◆ What you should do: Each entry below is to be duplicated verbatim.

◆ Rows:
· · · · ·

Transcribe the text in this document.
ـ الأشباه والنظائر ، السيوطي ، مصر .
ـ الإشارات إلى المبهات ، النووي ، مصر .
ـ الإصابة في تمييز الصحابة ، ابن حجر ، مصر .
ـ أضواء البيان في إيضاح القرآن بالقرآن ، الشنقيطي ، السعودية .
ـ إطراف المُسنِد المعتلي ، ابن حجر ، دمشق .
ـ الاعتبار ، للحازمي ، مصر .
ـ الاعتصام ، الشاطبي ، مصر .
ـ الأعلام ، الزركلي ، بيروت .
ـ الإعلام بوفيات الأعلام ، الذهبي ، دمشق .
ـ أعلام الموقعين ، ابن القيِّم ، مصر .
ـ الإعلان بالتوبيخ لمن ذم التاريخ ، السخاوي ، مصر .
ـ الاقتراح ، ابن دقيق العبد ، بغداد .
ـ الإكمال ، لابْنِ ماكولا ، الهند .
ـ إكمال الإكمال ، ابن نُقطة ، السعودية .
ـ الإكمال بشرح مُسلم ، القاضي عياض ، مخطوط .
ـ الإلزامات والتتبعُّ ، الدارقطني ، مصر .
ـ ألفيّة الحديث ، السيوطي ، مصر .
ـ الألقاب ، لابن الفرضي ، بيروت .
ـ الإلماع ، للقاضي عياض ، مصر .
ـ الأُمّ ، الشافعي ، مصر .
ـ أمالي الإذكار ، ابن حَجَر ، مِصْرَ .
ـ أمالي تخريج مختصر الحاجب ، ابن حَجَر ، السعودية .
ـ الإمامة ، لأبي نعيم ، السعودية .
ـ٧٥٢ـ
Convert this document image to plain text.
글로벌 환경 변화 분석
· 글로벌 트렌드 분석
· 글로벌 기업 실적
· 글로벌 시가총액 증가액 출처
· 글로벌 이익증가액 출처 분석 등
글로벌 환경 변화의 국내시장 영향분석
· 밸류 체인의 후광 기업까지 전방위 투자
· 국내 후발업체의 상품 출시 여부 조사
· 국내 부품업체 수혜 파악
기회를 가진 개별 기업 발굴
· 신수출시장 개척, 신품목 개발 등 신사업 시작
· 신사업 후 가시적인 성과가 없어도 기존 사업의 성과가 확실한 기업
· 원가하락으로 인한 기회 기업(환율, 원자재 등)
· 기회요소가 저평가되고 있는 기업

· · · · ·

◆ Task output:
Transcribe the text in this document.
ـ الأشباه والنظائر ، السيوطي ، مصر .
ـ الإشارات إلى المبهات ، النووي ، مصر .
ـ الإصابة في تمييز الصحابة ، ابن حجر ، مصر .
ـ أضواء البيان في إيضاح القرآن بالقرآن ، الشنقيطي ، السعودية .
ـ إطراف المُسنِد المعتلي ، ابن حجر ، دمشق .
ـ الاعتبار ، للحازمي ، مصر .
ـ الاعتصام ، الشاطبي ، مصر .
ـ الأعلام ، الزركلي ، بيروت .
ـ الإعلام بوفيات الأعلام ، الذهبي ، دمشق .
ـ أعلام الموقعين ، ابن القيِّم ، مصر .
ـ الإعلان بالتوبيخ لمن ذم التاريخ ، السخاوي ، مصر .
ـ الاقتراح ، ابن دقيق العبد ، بغداد .
ـ الإكمال ، لابْنِ ماكولا ، الهند .
ـ إكمال الإكمال ، ابن نُقطة ، السعودية .
ـ الإكمال بشرح مُسلم ، القاضي عياض ، مخطوط .
ـ الإلزامات والتتبعُّ ، الدارقطني ، مصر .
ـ ألفيّة الحديث ، السيوطي ، مصر .
ـ الألقاب ، لابن الفرضي ، بيروت .
ـ الإلماع ، للقاضي عياض ، مصر .
ـ الأُمّ ، الشافعي ، مصر .
ـ أمالي الإذكار ، ابن حَجَر ، مِصْرَ .
ـ أمالي تخريج مختصر الحاجب ، ابن حَجَر ، السعودية .
ـ الإمامة ، لأبي نعيم ، السعودية .
ـ٧٥٢ـ
Convert this document image to plain text.
글로벌 환경 변화 분석
· 글로벌 트렌드 분석
· 글로벌 기업 실적
· 글로벌 시가총액 증가액 출처
· 글로벌 이익증가액 출처 분석 등
글로벌 환경 변화의 국내시장 영향분석
· 밸류 체인의 후광 기업까지 전방위 투자
· 국내 후발업체의 상품 출시 여부 조사
· 국내 부품업체 수혜 파악
기회를 가진 개별 기업 발굴
· 신수출시장 개척, 신품목 개발 등 신사업 시작
· 신사업 후 가시적인 성과가 없어도 기존 사업의 성과가 확실한 기업
· 원가하락으로 인한 기회 기업(환율, 원자재 등)
· 기회요소가 저평가되고 있는 기업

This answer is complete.